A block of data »
════════════════════

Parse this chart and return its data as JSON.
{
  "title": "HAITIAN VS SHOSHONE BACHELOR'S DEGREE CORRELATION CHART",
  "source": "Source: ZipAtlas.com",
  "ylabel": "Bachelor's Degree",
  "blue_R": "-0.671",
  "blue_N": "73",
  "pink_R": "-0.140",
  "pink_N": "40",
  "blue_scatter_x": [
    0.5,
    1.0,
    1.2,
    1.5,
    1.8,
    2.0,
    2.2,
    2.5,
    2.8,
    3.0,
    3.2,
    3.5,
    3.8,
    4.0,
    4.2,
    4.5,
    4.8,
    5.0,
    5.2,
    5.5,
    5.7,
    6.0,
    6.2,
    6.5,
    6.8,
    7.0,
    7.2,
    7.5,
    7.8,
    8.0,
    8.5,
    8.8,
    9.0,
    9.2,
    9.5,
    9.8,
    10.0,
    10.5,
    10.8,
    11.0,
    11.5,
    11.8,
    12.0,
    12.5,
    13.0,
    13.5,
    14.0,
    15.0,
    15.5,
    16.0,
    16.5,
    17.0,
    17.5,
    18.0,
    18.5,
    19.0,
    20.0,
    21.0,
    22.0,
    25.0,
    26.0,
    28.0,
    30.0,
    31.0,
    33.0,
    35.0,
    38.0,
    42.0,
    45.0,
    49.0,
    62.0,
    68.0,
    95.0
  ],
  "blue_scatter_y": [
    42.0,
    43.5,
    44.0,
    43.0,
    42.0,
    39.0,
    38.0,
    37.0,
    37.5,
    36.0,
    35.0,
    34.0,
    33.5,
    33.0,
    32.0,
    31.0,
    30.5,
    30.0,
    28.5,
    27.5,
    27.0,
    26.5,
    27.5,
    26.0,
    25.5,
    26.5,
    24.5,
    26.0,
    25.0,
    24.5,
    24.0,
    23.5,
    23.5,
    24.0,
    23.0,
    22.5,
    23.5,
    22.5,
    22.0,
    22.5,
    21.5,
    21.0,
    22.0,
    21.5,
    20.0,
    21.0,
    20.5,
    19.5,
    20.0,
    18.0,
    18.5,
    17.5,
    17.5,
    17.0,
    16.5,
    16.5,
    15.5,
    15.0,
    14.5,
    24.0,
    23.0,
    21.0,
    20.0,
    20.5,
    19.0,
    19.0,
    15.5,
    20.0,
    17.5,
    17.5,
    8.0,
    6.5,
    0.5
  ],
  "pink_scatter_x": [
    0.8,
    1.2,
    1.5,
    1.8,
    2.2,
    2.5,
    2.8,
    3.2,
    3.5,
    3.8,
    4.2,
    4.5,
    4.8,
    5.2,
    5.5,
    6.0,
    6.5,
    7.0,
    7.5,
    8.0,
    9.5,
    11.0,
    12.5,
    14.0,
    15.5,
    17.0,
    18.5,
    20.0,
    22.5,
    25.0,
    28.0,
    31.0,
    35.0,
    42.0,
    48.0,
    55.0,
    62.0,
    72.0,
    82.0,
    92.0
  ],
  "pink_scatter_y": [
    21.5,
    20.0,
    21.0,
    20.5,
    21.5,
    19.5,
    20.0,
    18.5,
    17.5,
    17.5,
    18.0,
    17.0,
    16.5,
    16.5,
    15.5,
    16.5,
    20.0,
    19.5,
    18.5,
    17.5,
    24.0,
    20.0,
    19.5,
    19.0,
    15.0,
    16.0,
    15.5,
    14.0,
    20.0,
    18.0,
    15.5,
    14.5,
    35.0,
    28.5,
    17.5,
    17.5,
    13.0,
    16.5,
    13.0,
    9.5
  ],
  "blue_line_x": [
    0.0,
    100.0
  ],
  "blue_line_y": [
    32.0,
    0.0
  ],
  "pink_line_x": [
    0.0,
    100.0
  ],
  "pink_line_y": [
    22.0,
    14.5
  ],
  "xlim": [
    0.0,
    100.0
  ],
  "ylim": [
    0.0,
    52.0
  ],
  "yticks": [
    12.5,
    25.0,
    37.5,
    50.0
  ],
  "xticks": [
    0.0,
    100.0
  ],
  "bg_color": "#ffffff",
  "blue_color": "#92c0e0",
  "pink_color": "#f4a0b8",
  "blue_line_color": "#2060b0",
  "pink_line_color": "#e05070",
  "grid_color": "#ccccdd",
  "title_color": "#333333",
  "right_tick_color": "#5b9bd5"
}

════════════════════

Problem to solve » Take the lines above and retype all of them exactly.

Solution to this task »
Parse this chart and return its data as JSON.
{
  "title": "HAITIAN VS SHOSHONE BACHELOR'S DEGREE CORRELATION CHART",
  "source": "Source: ZipAtlas.com",
  "ylabel": "Bachelor's Degree",
  "blue_R": "-0.671",
  "blue_N": "73",
  "pink_R": "-0.140",
  "pink_N": "40",
  "blue_scatter_x": [
    0.5,
    1.0,
    1.2,
    1.5,
    1.8,
    2.0,
    2.2,
    2.5,
    2.8,
    3.0,
    3.2,
    3.5,
    3.8,
    4.0,
    4.2,
    4.5,
    4.8,
    5.0,
    5.2,
    5.5,
    5.7,
    6.0,
    6.2,
    6.5,
    6.8,
    7.0,
    7.2,
    7.5,
    7.8,
    8.0,
    8.5,
    8.8,
    9.0,
    9.2,
    9.5,
    9.8,
    10.0,
    10.5,
    10.8,
    11.0,
    11.5,
    11.8,
    12.0,
    12.5,
    13.0,
    13.5,
    14.0,
    15.0,
    15.5,
    16.0,
    16.5,
    17.0,
    17.5,
    18.0,
    18.5,
    19.0,
    20.0,
    21.0,
    22.0,
    25.0,
    26.0,
    28.0,
    30.0,
    31.0,
    33.0,
    35.0,
    38.0,
    42.0,
    45.0,
    49.0,
    62.0,
    68.0,
    95.0
  ],
  "blue_scatter_y": [
    42.0,
    43.5,
    44.0,
    43.0,
    42.0,
    39.0,
    38.0,
    37.0,
    37.5,
    36.0,
    35.0,
    34.0,
    33.5,
    33.0,
    32.0,
    31.0,
    30.5,
    30.0,
    28.5,
    27.5,
    27.0,
    26.5,
    27.5,
    26.0,
    25.5,
    26.5,
    24.5,
    26.0,
    25.0,
    24.5,
    24.0,
    23.5,
    23.5,
    24.0,
    23.0,
    22.5,
    23.5,
    22.5,
    22.0,
    22.5,
    21.5,
    21.0,
    22.0,
    21.5,
    20.0,
    21.0,
    20.5,
    19.5,
    20.0,
    18.0,
    18.5,
    17.5,
    17.5,
    17.0,
    16.5,
    16.5,
    15.5,
    15.0,
    14.5,
    24.0,
    23.0,
    21.0,
    20.0,
    20.5,
    19.0,
    19.0,
    15.5,
    20.0,
    17.5,
    17.5,
    8.0,
    6.5,
    0.5
  ],
  "pink_scatter_x": [
    0.8,
    1.2,
    1.5,
    1.8,
    2.2,
    2.5,
    2.8,
    3.2,
    3.5,
    3.8,
    4.2,
    4.5,
    4.8,
    5.2,
    5.5,
    6.0,
    6.5,
    7.0,
    7.5,
    8.0,
    9.5,
    11.0,
    12.5,
    14.0,
    15.5,
    17.0,
    18.5,
    20.0,
    22.5,
    25.0,
    28.0,
    31.0,
    35.0,
    42.0,
    48.0,
    55.0,
    62.0,
    72.0,
    82.0,
    92.0
  ],
  "pink_scatter_y": [
    21.5,
    20.0,
    21.0,
    20.5,
    21.5,
    19.5,
    20.0,
    18.5,
    17.5,
    17.5,
    18.0,
    17.0,
    16.5,
    16.5,
    15.5,
    16.5,
    20.0,
    19.5,
    18.5,
    17.5,
    24.0,
    20.0,
    19.5,
    19.0,
    15.0,
    16.0,
    15.5,
    14.0,
    20.0,
    18.0,
    15.5,
    14.5,
    35.0,
    28.5,
    17.5,
    17.5,
    13.0,
    16.5,
    13.0,
    9.5
  ],
  "blue_line_x": [
    0.0,
    100.0
  ],
  "blue_line_y": [
    32.0,
    0.0
  ],
  "pink_line_x": [
    0.0,
    100.0
  ],
  "pink_line_y": [
    22.0,
    14.5
  ],
  "xlim": [
    0.0,
    100.0
  ],
  "ylim": [
    0.0,
    52.0
  ],
  "yticks": [
    12.5,
    25.0,
    37.5,
    50.0
  ],
  "xticks": [
    0.0,
    100.0
  ],
  "bg_color": "#ffffff",
  "blue_color": "#92c0e0",
  "pink_color": "#f4a0b8",
  "blue_line_color": "#2060b0",
  "pink_line_color": "#e05070",
  "grid_color": "#ccccdd",
  "title_color": "#333333",
  "right_tick_color": "#5b9bd5"
}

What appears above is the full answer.